>> Begin

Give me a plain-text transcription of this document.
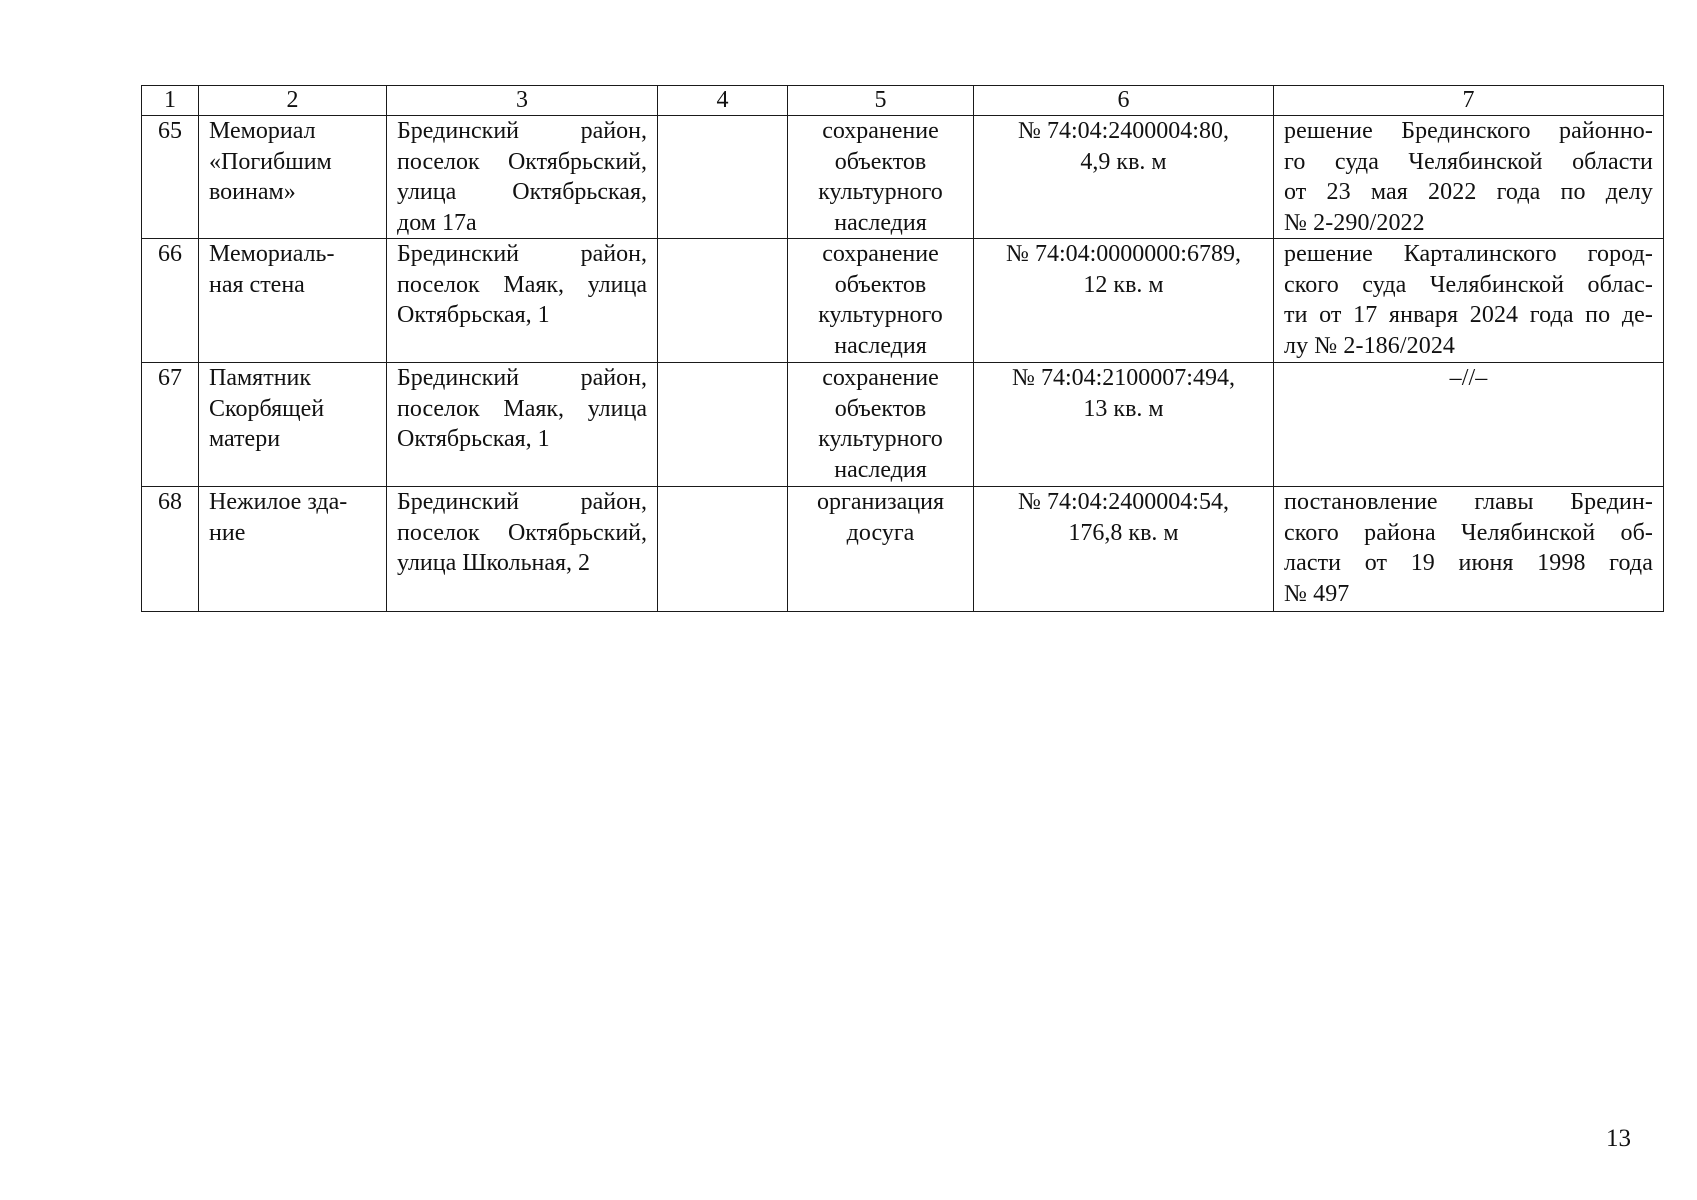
1	2	3	4	5	6	7
65	Мемориал
«Погибшим
воинам»	Брединский район,
поселок Октябрьский,
улица Октябрьская,
дом 17а		сохранение
объектов
культурного
наследия	№ 74:04:2400004:80,
4,9 кв. м	решение Брединского районно-
го суда Челябинской области
от 23 мая 2022 года по делу
№ 2-290/2022

66	Мемориаль-
ная стена	Брединский район,
поселок Маяк, улица
Октябрьская, 1		сохранение
объектов
культурного
наследия	№ 74:04:0000000:6789,
12 кв. м	решение Карталинского город-
ского суда Челябинской облас-
ти от 17 января 2024 года по де-
лу № 2-186/2024

67	Памятник
Скорбящей
матери	Брединский район,
поселок Маяк, улица
Октябрьская, 1		сохранение
объектов
культурного
наследия	№ 74:04:2100007:494,
13 кв. м	–//–

68	Нежилое зда-
ние	Брединский район,
поселок Октябрьский,
улица Школьная, 2		организация
досуга	№ 74:04:2400004:54,
176,8 кв. м	постановление главы Бредин-
ского района Челябинской об-
ласти от 19 июня 1998 года
№ 497
13
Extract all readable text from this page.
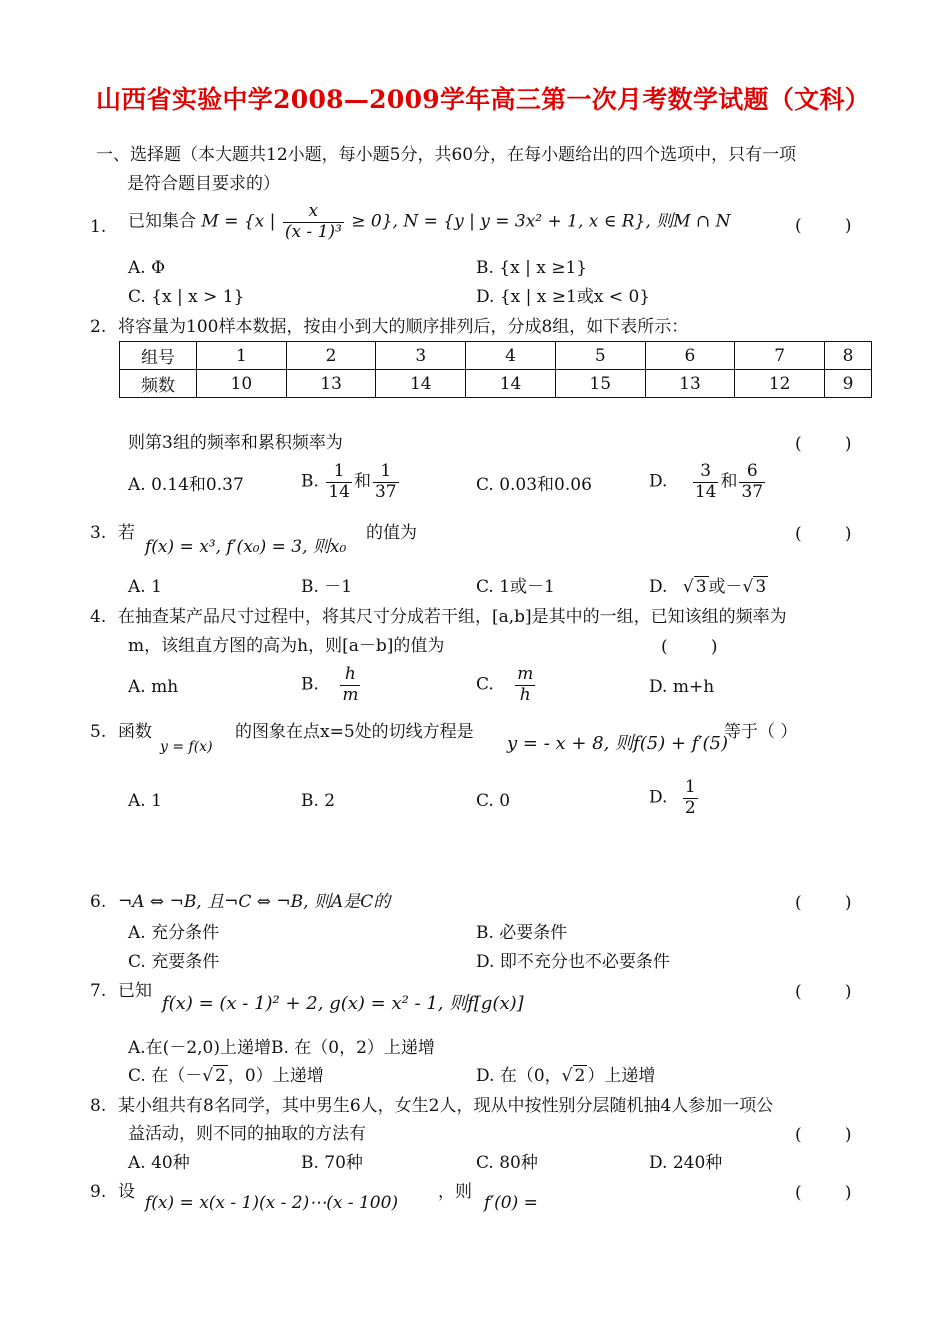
山西省实验中学2008—2009学年高三第一次月考数学试题（文科）
一、选择题（本大题共12小题，每小题5分，共60分，在每小题给出的四个选项中，只有一项
是符合题目要求的）
1. 已知集合 M = {x | $\frac{x}{\text{(x - 1)³}} \ge 0$}, N = {y | y = 3x² + 1, x ∈ R}, 则M ∩ N	(        )
A. Φ	B. {x | x ≥1}
C. {x | x > 1}	D. {x | x ≥1或x < 0}
2. 将容量为100样本数据，按由小到大的顺序排列后，分成8组，如下表所示：
组号	1	2	3	4	5	6	7	8
频数	10	13	14	14	15	13	12	9
则第3组的频率和累积频率为	(        )
A. 0.14和0.37	B. $\frac{1}{14}$ 和 $\frac{1}{37}$	C. 0.03和0.06	D. $\frac{3}{14}$ 和 $\frac{6}{37}$
3. 若
f(x) = x³, f′(x₀) = 3, 则x₀
的值为	(        )
A. 1	B. －1	C. 1或－1	D. √ 3 或－√ 3
4. 在抽查某产品尺寸过程中，将其尺寸分成若干组，[a,b]是其中的一组，已知该组的频率为
m，该组直方图的高为h，则[a－b]的值为	(        )
A. mh	B. $\frac{h}{m}$	C. $\frac{m}{h}$	D. m+h
5. 函数
y = f(x)
的图象在点x=5处的切线方程是
y = - x + 8, 则f(5) + f′(5)
等于（ ）
A. 1	B. 2	C. 0	D. $\frac{1}{2}$
6. ¬A ⇔ ¬B, 且¬C ⇔ ¬B, 则A是C的	(        )
A. 充分条件	B. 必要条件
C. 充要条件	D. 即不充分也不必要条件
7. 已知
f(x) = (x - 1)² + 2, g(x) = x² - 1, 则f[g(x)]
(        )
A.在(－2,0)上递增B. 在（0，2）上递增
C. 在（－√ 2 ，0）上递增	D. 在（0，√ 2 ）上递增
8. 某小组共有8名同学，其中男生6人，女生2人，现从中按性别分层随机抽4人参加一项公
益活动，则不同的抽取的方法有	(        )
A. 40种	B. 70种	C. 80种	D. 240种
9. 设
f(x) = x(x - 1)(x - 2)⋯(x - 100)
，则
f′(0) =	(        )
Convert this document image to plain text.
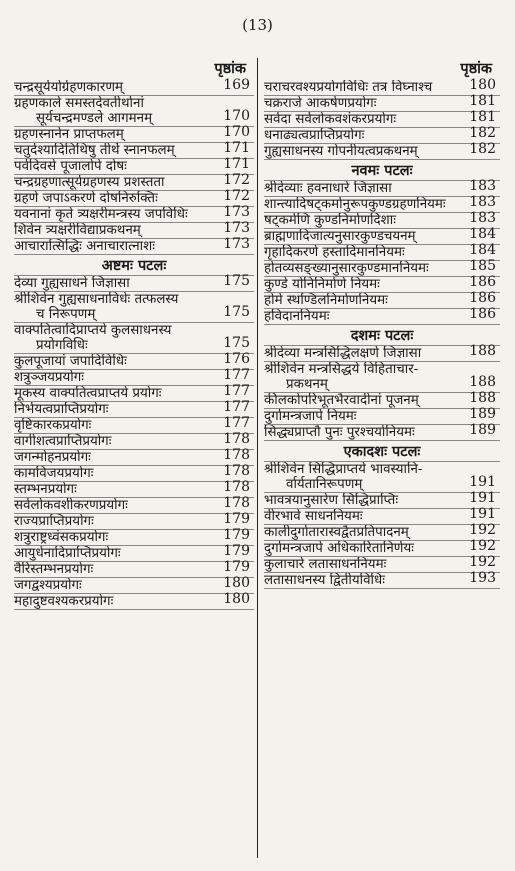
(13)
पृष्ठांक
चन्द्रसूर्ययोर्ग्रहणकारणम्	169
ग्रहणकाले समस्तदेवतीर्थानां
सूर्यचन्द्रमण्डले आगमनम्	170
ग्रहणस्नानेन प्राप्तफलम्	170
चतुर्दश्यादितिथिषु तीर्थे स्नानफलम्	171
पर्वदिवसे पूजालोपे दोषः	171
चन्द्रग्रहणात्सूर्यग्रहणस्य प्रशस्तता	172
ग्रहणे जपाऽकरणे दोषनिरुक्तिः	172
यवनानां कृते त्र्यक्षरीमन्त्रस्य जपविधिः	173
शिवेन त्र्यक्षरीविद्याप्रकथनम्	173
आचारात्सिद्धिः अनाचारात्नाशः	173
अष्टमः पटलः
देव्या गुह्यसाधने जिज्ञासा	175
श्रीशिवेन गुह्यसाधनाविधेः तत्फलस्य
च निरूपणम्	175
वाक्पतित्वादिप्राप्तये कुलसाधनस्य
प्रयोगविधिः	175
कुलपूजायां जपादिविधिः	176
शत्रुञ्जयप्रयोगः	177
मूकस्य वाक्पतित्वप्राप्तये प्रयोगः	177
निर्भयत्वप्राप्तिप्रयोगः	177
वृष्टिकारकप्रयोगः	177
वागीशत्वप्राप्तिप्रयोगः	178
जगन्मोहनप्रयोगः	178
कामविजयप्रयोगः	178
स्तम्भनप्रयोगः	178
सर्वलोकवशीकरणप्रयोगः	178
राज्यप्राप्तिप्रयोगः	179
शत्रुराष्ट्रध्वंसकप्रयोगः	179
आयुर्धनादिप्राप्तिप्रयोगः	179
वैरिस्तम्भनप्रयोगः	179
जगद्वश्यप्रयोगः	180
महादुष्टवश्यकरप्रयोगः	180
पृष्ठांक
चराचरवश्यप्रयोगविधिः तत्र विघ्नाश्च	180
चक्रराजे आकर्षणप्रयोगः	181
सर्वदा सर्वलोकवशंकरप्रयोगः	181
धनाढ्यत्वप्राप्तिप्रयोगः	182
गुह्यसाधनस्य गोपनीयत्वप्रकथनम्	182
नवमः पटलः
श्रीदेव्याः हवनाधारे जिज्ञासा	183
शान्त्यादिषट्कर्मानुरूपकुण्डग्रहणनियमः	183
षट्कर्मणि कुण्डनिर्माणदिशाः	183
ब्राह्मणादिजात्यनुसारकुण्डचयनम्	184
गृहादिकरणे हस्तादिमाननियमः	184
होतव्यसङ्ख्यानुसारकुण्डमाननियमः	185
कुण्डे योनिनिर्माणे नियमः	186
होमे स्थण्डिलनिर्माणनियमः	186
हविदाननियमः	186
दशमः पटलः
श्रीदेव्या मन्त्रसिद्धिलक्षणे जिज्ञासा	188
श्रीशिवेन मन्त्रसिद्धये विहिताचार-
प्रकथनम्	188
कीलकोपरिभूतभैरवादीनां पूजनम्	188
दुर्गामन्त्रजापे नियमः	189
सिद्ध्यप्राप्तौ पुनः पुरश्चर्यानियमः	189
एकादशः पटलः
श्रीशिवेन सिद्धिप्राप्तये भावस्यानि-
र्वार्यतानिरूपणम्	191
भावत्रयानुसारेण सिद्धिप्राप्तिः	191
वीरभावे साधननियमः	191
कालीदुर्गातारास्वद्वैतप्रतिपादनम्	192
दुर्गामन्त्रजापे अधिकारितानिर्णयः	192
कुलाचारे लतासाधननियमः	192
लतासाधनस्य द्वितीयविधिः	193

>> End

### [DIRECTION]
Transcribe the whole listing exactly. Pictures are excluded.

### [SOLUTION TO THIS EXERCISE]
Give me a plain-text transcription of this document.
1	2	3	4	5	6	7
65	Мемориал
«Погибшим
воинам»	Брединский район,
поселок Октябрьский,
улица Октябрьская,
дом 17а		сохранение
объектов
культурного
наследия	№ 74:04:2400004:80,
4,9 кв. м	решение Брединского районно-
го суда Челябинской области
от 23 мая 2022 года по делу
№ 2-290/2022

66	Мемориаль-
ная стена	Брединский район,
поселок Маяк, улица
Октябрьская, 1		сохранение
объектов
культурного
наследия	№ 74:04:0000000:6789,
12 кв. м	решение Карталинского город-
ского суда Челябинской облас-
ти от 17 января 2024 года по де-
лу № 2-186/2024

67	Памятник
Скорбящей
матери	Брединский район,
поселок Маяк, улица
Октябрьская, 1		сохранение
объектов
культурного
наследия	№ 74:04:2100007:494,
13 кв. м	–//–

68	Нежилое зда-
ние	Брединский район,
поселок Октябрьский,
улица Школьная, 2		организация
досуга	№ 74:04:2400004:54,
176,8 кв. м	постановление главы Бредин-
ского района Челябинской об-
ласти от 19 июня 1998 года
№ 497
13
Extract all readable text from this page.
山西省实验中学2008—2009学年高三第一次月考数学试题（文科）
一、选择题（本大题共12小题，每小题5分，共60分，在每小题给出的四个选项中，只有一项
是符合题目要求的）
1. 已知集合 M = {x | $\frac{x}{\text{(x - 1)³}} \ge 0$}, N = {y | y = 3x² + 1, x ∈ R}, 则M ∩ N	(        )
A. Φ	B. {x | x ≥1}
C. {x | x > 1}	D. {x | x ≥1或x < 0}
2. 将容量为100样本数据，按由小到大的顺序排列后，分成8组，如下表所示：
组号	1	2	3	4	5	6	7	8
频数	10	13	14	14	15	13	12	9
则第3组的频率和累积频率为	(        )
A. 0.14和0.37	B. $\frac{1}{14}$ 和 $\frac{1}{37}$	C. 0.03和0.06	D. $\frac{3}{14}$ 和 $\frac{6}{37}$
3. 若
f(x) = x³, f′(x₀) = 3, 则x₀
的值为	(        )
A. 1	B. －1	C. 1或－1	D. √ 3 或－√ 3
4. 在抽查某产品尺寸过程中，将其尺寸分成若干组，[a,b]是其中的一组，已知该组的频率为
m，该组直方图的高为h，则[a－b]的值为	(        )
A. mh	B. $\frac{h}{m}$	C. $\frac{m}{h}$	D. m+h
5. 函数
y = f(x)
的图象在点x=5处的切线方程是
y = - x + 8, 则f(5) + f′(5)
等于（ ）
A. 1	B. 2	C. 0	D. $\frac{1}{2}$
6. ¬A ⇔ ¬B, 且¬C ⇔ ¬B, 则A是C的	(        )
A. 充分条件	B. 必要条件
C. 充要条件	D. 即不充分也不必要条件
7. 已知
f(x) = (x - 1)² + 2, g(x) = x² - 1, 则f[g(x)]
(        )
A.在(－2,0)上递增B. 在（0，2）上递增
C. 在（－√ 2 ，0）上递增	D. 在（0，√ 2 ）上递增
8. 某小组共有8名同学，其中男生6人，女生2人，现从中按性别分层随机抽4人参加一项公
益活动，则不同的抽取的方法有	(        )
A. 40种	B. 70种	C. 80种	D. 240种
9. 设
f(x) = x(x - 1)(x - 2)⋯(x - 100)
，则
f′(0) =	(        )
Convert this document image to plain text.
(13)
पृष्ठांक
चन्द्रसूर्ययोर्ग्रहणकारणम्	169
ग्रहणकाले समस्तदेवतीर्थानां
सूर्यचन्द्रमण्डले आगमनम्	170
ग्रहणस्नानेन प्राप्तफलम्	170
चतुर्दश्यादितिथिषु तीर्थे स्नानफलम्	171
पर्वदिवसे पूजालोपे दोषः	171
चन्द्रग्रहणात्सूर्यग्रहणस्य प्रशस्तता	172
ग्रहणे जपाऽकरणे दोषनिरुक्तिः	172
यवनानां कृते त्र्यक्षरीमन्त्रस्य जपविधिः	173
शिवेन त्र्यक्षरीविद्याप्रकथनम्	173
आचारात्सिद्धिः अनाचारात्नाशः	173
अष्टमः पटलः
देव्या गुह्यसाधने जिज्ञासा	175
श्रीशिवेन गुह्यसाधनाविधेः तत्फलस्य
च निरूपणम्	175
वाक्पतित्वादिप्राप्तये कुलसाधनस्य
प्रयोगविधिः	175
कुलपूजायां जपादिविधिः	176
शत्रुञ्जयप्रयोगः	177
मूकस्य वाक्पतित्वप्राप्तये प्रयोगः	177
निर्भयत्वप्राप्तिप्रयोगः	177
वृष्टिकारकप्रयोगः	177
वागीशत्वप्राप्तिप्रयोगः	178
जगन्मोहनप्रयोगः	178
कामविजयप्रयोगः	178
स्तम्भनप्रयोगः	178
सर्वलोकवशीकरणप्रयोगः	178
राज्यप्राप्तिप्रयोगः	179
शत्रुराष्ट्रध्वंसकप्रयोगः	179
आयुर्धनादिप्राप्तिप्रयोगः	179
वैरिस्तम्भनप्रयोगः	179
जगद्वश्यप्रयोगः	180
महादुष्टवश्यकरप्रयोगः	180
पृष्ठांक
चराचरवश्यप्रयोगविधिः तत्र विघ्नाश्च	180
चक्रराजे आकर्षणप्रयोगः	181
सर्वदा सर्वलोकवशंकरप्रयोगः	181
धनाढ्यत्वप्राप्तिप्रयोगः	182
गुह्यसाधनस्य गोपनीयत्वप्रकथनम्	182
नवमः पटलः
श्रीदेव्याः हवनाधारे जिज्ञासा	183
शान्त्यादिषट्कर्मानुरूपकुण्डग्रहणनियमः	183
षट्कर्मणि कुण्डनिर्माणदिशाः	183
ब्राह्मणादिजात्यनुसारकुण्डचयनम्	184
गृहादिकरणे हस्तादिमाननियमः	184
होतव्यसङ्ख्यानुसारकुण्डमाननियमः	185
कुण्डे योनिनिर्माणे नियमः	186
होमे स्थण्डिलनिर्माणनियमः	186
हविदाननियमः	186
दशमः पटलः
श्रीदेव्या मन्त्रसिद्धिलक्षणे जिज्ञासा	188
श्रीशिवेन मन्त्रसिद्धये विहिताचार-
प्रकथनम्	188
कीलकोपरिभूतभैरवादीनां पूजनम्	188
दुर्गामन्त्रजापे नियमः	189
सिद्ध्यप्राप्तौ पुनः पुरश्चर्यानियमः	189
एकादशः पटलः
श्रीशिवेन सिद्धिप्राप्तये भावस्यानि-
र्वार्यतानिरूपणम्	191
भावत्रयानुसारेण सिद्धिप्राप्तिः	191
वीरभावे साधननियमः	191
कालीदुर्गातारास्वद्वैतप्रतिपादनम्	192
दुर्गामन्त्रजापे अधिकारितानिर्णयः	192
कुलाचारे लतासाधननियमः	192
लतासाधनस्य द्वितीयविधिः	193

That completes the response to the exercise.